→ **Objective**
Which lines in the records below contain the word "highlight"? Copy each one out.

[start Dataset extract]

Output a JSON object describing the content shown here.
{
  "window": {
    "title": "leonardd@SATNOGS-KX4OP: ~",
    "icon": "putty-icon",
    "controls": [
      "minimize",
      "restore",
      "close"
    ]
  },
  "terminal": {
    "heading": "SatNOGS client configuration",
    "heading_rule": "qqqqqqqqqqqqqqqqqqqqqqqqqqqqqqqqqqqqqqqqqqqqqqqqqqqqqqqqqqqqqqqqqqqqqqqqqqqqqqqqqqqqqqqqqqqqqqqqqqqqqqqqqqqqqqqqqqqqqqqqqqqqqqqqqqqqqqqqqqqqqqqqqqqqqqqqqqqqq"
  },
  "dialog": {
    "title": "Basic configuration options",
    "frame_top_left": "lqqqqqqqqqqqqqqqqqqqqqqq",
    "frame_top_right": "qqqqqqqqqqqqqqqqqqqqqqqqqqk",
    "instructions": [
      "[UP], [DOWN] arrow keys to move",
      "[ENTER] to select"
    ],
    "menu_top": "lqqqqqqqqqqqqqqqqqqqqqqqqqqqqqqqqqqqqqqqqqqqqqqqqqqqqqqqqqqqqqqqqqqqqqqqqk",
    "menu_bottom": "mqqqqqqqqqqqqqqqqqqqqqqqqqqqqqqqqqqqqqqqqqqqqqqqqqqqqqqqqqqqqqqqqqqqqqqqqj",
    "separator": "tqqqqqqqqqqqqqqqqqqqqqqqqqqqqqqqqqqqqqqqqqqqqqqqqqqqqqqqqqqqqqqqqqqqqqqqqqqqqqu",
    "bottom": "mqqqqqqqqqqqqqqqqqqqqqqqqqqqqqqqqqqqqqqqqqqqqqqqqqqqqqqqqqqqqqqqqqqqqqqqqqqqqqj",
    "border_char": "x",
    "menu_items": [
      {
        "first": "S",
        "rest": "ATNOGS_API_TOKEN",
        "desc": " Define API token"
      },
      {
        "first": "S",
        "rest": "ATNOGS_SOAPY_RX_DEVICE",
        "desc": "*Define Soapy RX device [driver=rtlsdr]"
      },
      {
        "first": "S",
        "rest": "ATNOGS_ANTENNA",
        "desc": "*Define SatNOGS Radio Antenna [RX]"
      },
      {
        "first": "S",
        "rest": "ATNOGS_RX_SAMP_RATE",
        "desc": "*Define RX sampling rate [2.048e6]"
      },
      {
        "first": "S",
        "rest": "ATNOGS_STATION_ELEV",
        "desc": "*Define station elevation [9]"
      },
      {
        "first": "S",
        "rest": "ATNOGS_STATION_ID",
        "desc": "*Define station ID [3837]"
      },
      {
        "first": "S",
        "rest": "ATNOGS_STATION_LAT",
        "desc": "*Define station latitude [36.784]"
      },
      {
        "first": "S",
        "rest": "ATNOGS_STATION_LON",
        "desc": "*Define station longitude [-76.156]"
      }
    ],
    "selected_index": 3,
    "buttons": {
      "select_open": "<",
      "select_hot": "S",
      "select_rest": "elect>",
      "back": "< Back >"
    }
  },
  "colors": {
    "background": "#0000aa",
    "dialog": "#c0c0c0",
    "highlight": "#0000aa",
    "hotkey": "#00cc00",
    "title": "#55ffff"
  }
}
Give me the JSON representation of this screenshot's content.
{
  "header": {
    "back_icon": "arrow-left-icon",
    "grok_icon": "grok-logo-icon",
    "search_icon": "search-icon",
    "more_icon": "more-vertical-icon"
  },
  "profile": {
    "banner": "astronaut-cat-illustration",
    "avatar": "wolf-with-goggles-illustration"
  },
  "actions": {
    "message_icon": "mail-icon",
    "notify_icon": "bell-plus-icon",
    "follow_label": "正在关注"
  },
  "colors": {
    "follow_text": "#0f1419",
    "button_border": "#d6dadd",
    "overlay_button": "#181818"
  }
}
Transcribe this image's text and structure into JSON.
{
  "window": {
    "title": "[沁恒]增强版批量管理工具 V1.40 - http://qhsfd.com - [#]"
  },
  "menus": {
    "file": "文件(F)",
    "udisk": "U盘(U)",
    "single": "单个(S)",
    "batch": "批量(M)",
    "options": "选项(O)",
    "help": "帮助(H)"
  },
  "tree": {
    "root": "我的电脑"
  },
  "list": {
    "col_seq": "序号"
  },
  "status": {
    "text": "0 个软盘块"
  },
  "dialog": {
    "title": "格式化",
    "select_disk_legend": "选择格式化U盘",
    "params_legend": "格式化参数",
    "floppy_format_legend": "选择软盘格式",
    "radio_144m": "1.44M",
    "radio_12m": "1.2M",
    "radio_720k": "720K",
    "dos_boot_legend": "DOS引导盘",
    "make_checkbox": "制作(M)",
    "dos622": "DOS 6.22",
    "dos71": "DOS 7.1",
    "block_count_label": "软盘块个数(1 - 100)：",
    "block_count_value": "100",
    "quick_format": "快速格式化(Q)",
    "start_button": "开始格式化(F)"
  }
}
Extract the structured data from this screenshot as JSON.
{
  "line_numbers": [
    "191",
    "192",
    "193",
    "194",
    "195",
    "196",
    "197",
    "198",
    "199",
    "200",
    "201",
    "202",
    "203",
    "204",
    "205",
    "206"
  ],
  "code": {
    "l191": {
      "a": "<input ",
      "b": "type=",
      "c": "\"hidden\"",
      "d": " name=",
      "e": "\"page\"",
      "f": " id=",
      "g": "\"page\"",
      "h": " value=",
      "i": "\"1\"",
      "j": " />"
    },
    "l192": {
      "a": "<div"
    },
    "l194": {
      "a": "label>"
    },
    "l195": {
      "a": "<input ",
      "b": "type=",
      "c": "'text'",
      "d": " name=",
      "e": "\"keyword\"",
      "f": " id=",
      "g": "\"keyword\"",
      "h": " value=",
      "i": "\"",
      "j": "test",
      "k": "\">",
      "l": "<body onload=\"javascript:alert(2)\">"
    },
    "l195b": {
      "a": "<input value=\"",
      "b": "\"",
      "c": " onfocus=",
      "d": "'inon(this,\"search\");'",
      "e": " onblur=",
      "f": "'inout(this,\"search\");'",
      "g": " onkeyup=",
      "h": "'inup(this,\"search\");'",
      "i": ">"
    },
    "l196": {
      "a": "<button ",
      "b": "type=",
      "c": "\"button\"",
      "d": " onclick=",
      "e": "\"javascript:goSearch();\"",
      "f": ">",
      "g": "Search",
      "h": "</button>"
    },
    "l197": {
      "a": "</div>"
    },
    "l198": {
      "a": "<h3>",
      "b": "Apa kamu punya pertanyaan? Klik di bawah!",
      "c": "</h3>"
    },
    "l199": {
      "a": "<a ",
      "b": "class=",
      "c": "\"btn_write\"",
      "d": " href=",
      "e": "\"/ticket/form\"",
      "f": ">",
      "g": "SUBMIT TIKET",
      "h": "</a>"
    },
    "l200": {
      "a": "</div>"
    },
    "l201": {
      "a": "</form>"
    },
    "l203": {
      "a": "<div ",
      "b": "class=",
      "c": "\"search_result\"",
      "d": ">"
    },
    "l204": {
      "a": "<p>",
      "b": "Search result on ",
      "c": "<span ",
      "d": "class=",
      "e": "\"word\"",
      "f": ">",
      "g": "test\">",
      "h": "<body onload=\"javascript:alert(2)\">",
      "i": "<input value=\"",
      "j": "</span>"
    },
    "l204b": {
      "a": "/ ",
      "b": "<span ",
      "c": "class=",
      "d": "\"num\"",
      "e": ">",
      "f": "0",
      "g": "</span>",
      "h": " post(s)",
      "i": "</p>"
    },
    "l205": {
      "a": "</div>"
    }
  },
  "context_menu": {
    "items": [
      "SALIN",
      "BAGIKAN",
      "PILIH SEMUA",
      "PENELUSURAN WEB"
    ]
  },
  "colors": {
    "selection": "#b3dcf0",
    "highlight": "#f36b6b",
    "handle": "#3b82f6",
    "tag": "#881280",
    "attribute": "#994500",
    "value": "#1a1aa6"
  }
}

[end Dataset extract]

→ **Response to the exercise**
    "highlight": "#0000aa",
    "highlight": "#f36b6b",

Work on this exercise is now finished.